(Dataset records)
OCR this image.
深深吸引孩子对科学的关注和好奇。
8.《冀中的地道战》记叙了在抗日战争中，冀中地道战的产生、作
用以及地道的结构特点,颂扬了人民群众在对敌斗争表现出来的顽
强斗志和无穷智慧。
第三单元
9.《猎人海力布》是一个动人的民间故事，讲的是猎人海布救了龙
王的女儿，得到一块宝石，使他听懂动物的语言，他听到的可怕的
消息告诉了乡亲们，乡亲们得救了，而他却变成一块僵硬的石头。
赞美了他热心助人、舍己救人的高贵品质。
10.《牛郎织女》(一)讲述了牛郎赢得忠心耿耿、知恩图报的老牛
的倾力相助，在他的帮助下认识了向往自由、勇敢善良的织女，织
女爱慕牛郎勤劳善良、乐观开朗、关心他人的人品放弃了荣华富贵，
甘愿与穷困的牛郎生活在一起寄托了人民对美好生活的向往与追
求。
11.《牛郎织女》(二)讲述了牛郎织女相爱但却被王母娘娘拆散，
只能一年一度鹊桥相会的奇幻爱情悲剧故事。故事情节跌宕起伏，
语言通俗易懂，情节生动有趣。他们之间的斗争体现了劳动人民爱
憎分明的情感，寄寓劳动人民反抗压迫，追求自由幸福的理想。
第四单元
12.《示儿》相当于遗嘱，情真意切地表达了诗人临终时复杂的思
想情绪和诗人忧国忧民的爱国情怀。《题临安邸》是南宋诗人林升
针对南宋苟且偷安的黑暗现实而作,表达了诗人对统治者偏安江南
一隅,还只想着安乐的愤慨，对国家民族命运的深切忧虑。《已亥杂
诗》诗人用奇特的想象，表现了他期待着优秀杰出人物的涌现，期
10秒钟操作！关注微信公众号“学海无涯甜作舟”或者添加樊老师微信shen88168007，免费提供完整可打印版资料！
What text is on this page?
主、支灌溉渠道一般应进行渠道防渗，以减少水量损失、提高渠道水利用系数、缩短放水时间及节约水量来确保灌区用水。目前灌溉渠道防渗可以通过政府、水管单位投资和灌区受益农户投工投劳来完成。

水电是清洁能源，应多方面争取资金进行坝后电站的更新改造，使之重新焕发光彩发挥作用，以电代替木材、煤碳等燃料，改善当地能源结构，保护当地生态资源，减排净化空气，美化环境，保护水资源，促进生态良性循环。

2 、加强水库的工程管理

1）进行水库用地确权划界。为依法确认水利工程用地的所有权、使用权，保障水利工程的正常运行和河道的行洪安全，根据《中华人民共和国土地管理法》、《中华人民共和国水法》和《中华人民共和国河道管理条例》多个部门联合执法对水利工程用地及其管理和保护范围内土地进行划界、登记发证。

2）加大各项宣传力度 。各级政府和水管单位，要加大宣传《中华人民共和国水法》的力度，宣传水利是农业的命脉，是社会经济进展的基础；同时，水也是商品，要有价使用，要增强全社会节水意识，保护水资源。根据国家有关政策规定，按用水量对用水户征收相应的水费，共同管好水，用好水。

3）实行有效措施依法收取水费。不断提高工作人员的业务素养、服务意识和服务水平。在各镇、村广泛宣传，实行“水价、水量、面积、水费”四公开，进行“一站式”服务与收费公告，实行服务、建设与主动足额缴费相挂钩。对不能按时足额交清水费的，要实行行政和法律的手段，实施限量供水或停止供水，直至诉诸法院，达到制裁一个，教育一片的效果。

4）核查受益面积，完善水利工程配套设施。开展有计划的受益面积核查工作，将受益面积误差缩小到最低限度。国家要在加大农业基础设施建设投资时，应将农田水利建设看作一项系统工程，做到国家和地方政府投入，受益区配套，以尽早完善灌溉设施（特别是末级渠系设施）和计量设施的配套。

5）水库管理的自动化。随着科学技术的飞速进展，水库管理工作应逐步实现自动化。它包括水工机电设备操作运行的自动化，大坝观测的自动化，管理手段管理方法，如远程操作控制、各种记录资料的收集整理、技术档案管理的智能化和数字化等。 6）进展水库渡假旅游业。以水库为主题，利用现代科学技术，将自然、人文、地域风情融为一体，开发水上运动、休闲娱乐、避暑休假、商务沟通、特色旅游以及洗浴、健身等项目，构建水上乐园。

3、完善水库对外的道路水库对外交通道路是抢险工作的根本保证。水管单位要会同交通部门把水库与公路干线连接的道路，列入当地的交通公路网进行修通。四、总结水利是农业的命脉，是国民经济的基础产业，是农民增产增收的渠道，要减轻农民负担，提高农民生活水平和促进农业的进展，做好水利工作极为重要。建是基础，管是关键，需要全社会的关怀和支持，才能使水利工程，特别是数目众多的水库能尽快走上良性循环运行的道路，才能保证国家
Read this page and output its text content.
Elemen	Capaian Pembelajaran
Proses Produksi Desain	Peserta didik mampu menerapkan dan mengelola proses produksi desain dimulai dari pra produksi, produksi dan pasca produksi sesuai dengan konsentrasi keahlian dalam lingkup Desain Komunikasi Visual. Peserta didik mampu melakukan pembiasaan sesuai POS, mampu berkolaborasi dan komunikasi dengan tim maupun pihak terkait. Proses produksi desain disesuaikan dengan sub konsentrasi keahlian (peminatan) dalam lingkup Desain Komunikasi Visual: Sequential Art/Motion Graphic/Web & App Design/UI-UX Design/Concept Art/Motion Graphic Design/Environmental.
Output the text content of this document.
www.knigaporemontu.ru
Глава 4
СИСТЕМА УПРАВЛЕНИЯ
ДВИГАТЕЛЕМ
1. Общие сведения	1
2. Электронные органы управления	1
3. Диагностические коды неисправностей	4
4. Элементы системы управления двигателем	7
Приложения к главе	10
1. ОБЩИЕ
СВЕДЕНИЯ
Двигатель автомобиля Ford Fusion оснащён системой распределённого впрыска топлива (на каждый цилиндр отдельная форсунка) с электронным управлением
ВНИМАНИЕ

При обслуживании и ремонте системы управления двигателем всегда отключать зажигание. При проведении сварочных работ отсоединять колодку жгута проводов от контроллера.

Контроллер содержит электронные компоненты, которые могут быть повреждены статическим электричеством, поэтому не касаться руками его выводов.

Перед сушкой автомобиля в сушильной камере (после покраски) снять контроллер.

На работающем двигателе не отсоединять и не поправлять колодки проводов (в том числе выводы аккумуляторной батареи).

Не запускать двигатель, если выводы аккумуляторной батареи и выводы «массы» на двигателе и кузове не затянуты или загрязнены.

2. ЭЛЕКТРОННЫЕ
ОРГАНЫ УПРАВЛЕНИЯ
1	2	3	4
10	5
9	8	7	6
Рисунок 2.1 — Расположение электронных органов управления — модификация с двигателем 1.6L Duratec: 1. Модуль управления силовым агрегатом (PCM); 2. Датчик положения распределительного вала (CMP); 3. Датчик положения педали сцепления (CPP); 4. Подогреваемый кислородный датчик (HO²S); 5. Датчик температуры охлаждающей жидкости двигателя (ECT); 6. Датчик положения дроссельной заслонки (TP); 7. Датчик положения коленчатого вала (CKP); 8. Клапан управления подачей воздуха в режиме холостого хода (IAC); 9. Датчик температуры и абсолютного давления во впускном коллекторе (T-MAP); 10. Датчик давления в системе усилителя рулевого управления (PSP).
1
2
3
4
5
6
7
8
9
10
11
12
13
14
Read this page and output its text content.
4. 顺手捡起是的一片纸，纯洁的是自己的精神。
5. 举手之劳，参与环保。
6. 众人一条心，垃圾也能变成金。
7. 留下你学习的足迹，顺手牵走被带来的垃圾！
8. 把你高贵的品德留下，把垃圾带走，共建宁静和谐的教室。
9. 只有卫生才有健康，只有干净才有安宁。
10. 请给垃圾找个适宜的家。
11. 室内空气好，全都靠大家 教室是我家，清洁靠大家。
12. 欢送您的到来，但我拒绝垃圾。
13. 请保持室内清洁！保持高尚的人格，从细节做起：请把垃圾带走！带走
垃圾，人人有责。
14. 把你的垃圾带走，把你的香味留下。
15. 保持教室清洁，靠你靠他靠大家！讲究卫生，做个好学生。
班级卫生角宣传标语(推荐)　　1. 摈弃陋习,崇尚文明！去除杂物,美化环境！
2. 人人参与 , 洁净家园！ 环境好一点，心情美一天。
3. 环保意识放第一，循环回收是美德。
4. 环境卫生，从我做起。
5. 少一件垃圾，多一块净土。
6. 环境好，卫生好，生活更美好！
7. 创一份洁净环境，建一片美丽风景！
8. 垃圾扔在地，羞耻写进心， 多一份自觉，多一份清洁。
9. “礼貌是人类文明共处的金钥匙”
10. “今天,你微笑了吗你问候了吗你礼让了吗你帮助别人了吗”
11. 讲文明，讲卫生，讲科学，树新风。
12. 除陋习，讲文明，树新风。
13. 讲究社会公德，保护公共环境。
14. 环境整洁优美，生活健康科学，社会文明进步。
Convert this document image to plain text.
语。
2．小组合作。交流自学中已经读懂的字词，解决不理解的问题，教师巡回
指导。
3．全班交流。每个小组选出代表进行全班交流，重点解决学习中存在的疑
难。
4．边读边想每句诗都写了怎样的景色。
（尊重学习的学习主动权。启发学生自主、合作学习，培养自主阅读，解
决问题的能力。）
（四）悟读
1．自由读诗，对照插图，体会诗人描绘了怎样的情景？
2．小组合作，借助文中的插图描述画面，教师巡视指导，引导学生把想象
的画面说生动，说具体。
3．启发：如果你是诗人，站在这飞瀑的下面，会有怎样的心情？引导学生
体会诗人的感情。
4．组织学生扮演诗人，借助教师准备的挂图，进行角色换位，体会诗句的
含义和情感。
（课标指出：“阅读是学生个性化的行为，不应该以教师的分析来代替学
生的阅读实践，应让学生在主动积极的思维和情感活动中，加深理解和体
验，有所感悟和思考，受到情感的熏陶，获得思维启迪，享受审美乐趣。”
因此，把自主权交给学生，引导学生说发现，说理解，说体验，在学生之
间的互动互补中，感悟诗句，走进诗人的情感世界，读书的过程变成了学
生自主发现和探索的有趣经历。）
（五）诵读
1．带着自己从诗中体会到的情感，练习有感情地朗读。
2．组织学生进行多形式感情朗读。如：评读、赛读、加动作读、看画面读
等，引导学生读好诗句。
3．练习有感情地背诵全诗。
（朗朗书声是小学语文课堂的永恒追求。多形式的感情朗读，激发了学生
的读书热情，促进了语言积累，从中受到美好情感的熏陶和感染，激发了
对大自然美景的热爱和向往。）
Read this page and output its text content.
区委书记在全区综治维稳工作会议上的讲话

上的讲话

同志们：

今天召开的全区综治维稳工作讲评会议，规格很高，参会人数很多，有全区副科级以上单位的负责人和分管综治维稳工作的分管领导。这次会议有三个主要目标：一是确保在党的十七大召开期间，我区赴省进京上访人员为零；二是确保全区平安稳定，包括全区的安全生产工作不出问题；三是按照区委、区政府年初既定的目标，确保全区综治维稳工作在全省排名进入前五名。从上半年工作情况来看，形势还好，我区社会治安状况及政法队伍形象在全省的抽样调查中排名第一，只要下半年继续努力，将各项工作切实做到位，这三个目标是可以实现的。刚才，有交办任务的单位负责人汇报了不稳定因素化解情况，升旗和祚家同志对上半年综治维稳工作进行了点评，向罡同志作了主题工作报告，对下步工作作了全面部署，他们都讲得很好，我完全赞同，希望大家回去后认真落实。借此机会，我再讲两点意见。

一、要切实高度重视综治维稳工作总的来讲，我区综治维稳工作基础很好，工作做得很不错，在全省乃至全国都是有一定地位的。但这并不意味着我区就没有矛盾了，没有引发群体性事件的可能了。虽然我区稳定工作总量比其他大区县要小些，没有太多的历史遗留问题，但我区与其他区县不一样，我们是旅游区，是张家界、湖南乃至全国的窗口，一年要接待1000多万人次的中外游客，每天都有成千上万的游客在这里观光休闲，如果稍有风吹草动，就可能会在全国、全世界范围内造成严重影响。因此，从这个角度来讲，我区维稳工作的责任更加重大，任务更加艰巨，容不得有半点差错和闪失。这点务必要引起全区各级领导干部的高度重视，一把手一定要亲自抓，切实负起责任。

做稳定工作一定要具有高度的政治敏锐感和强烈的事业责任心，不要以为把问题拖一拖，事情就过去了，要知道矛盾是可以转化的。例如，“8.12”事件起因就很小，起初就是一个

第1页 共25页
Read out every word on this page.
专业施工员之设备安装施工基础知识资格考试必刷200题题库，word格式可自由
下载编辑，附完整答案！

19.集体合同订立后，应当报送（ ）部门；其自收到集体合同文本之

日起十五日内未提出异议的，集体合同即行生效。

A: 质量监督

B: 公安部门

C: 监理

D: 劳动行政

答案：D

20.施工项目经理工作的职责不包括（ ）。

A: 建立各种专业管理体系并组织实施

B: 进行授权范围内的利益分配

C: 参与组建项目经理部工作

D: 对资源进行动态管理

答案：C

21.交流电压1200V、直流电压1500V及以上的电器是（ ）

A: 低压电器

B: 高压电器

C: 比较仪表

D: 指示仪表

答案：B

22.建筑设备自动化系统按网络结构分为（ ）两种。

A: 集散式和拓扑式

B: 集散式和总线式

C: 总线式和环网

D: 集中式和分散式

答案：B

* _What is needed_: Check each line above for the word "выводы" and give the number of lines that have it, nothing else.

* _Task solution_: 2